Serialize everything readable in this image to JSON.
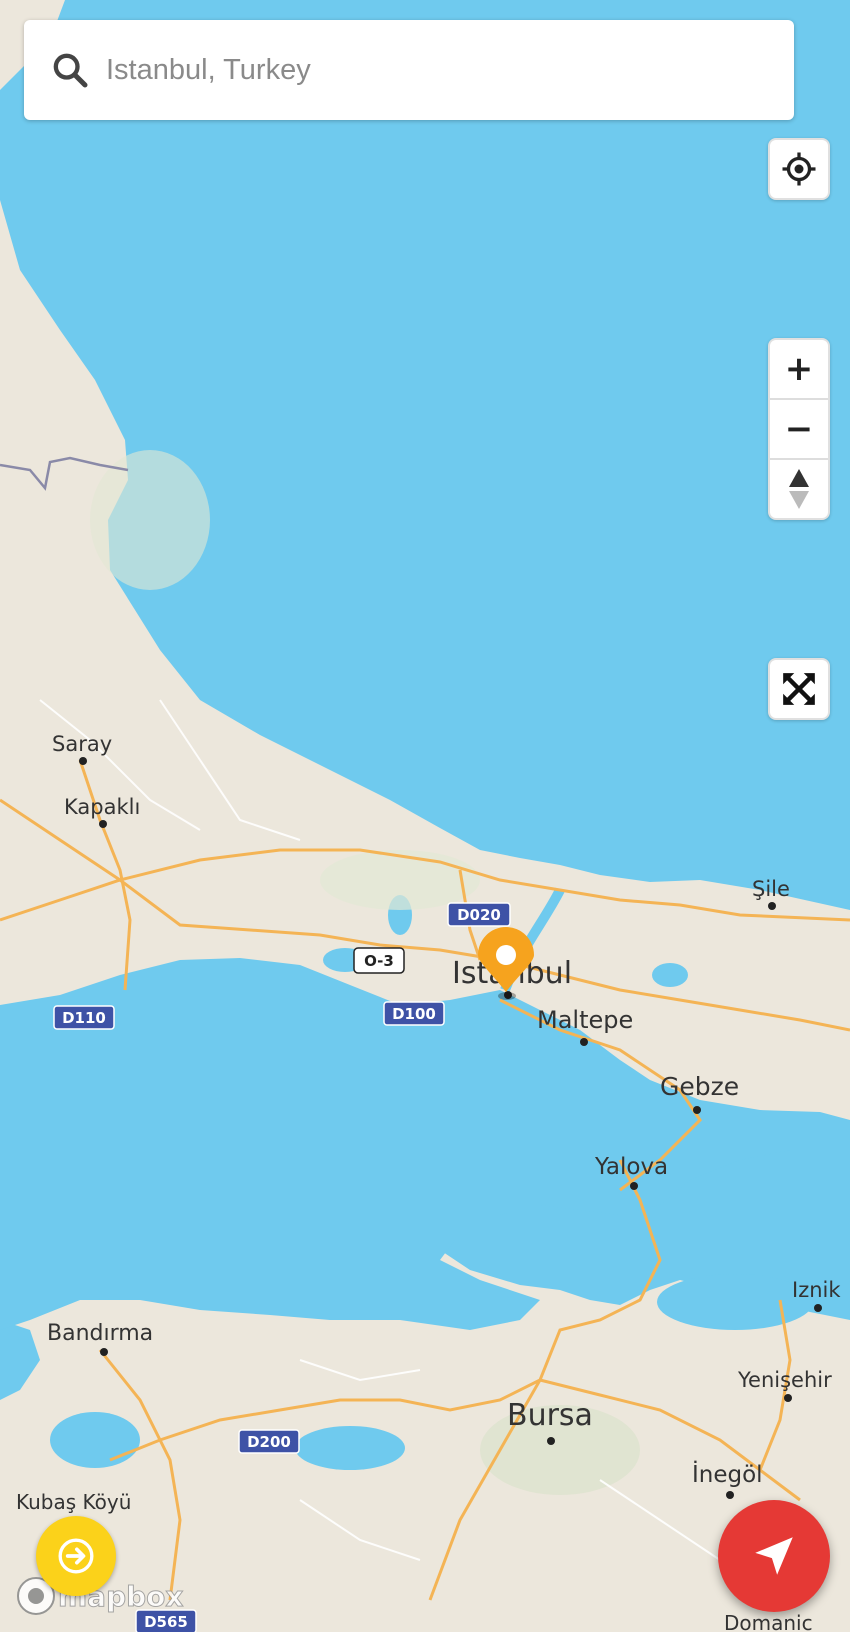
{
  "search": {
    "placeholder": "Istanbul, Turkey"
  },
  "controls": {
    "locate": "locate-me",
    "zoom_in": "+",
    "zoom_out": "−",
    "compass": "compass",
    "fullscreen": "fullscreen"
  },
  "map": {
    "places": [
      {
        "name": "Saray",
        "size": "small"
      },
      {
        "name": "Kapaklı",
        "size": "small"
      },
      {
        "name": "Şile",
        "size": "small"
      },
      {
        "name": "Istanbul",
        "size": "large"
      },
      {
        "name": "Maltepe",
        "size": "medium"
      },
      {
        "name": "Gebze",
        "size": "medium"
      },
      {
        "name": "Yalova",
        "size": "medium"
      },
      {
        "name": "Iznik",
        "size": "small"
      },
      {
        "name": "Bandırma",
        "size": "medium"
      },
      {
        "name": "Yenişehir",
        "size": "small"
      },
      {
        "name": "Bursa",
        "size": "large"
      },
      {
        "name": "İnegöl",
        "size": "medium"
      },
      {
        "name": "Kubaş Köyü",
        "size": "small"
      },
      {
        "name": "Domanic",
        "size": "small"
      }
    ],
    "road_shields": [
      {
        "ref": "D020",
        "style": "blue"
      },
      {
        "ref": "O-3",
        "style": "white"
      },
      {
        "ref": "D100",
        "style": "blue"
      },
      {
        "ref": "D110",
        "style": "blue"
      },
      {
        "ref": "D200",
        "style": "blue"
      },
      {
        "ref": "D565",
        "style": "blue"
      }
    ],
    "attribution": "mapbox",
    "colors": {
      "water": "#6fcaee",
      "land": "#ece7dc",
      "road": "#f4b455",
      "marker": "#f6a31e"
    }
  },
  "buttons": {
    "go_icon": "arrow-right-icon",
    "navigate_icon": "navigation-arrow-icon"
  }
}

What to work on ▸ Scan the entries above. Copy each line that has the string "icon".

Correct answer ▸
    "go_icon": "arrow-right-icon",
    "navigate_icon": "navigation-arrow-icon"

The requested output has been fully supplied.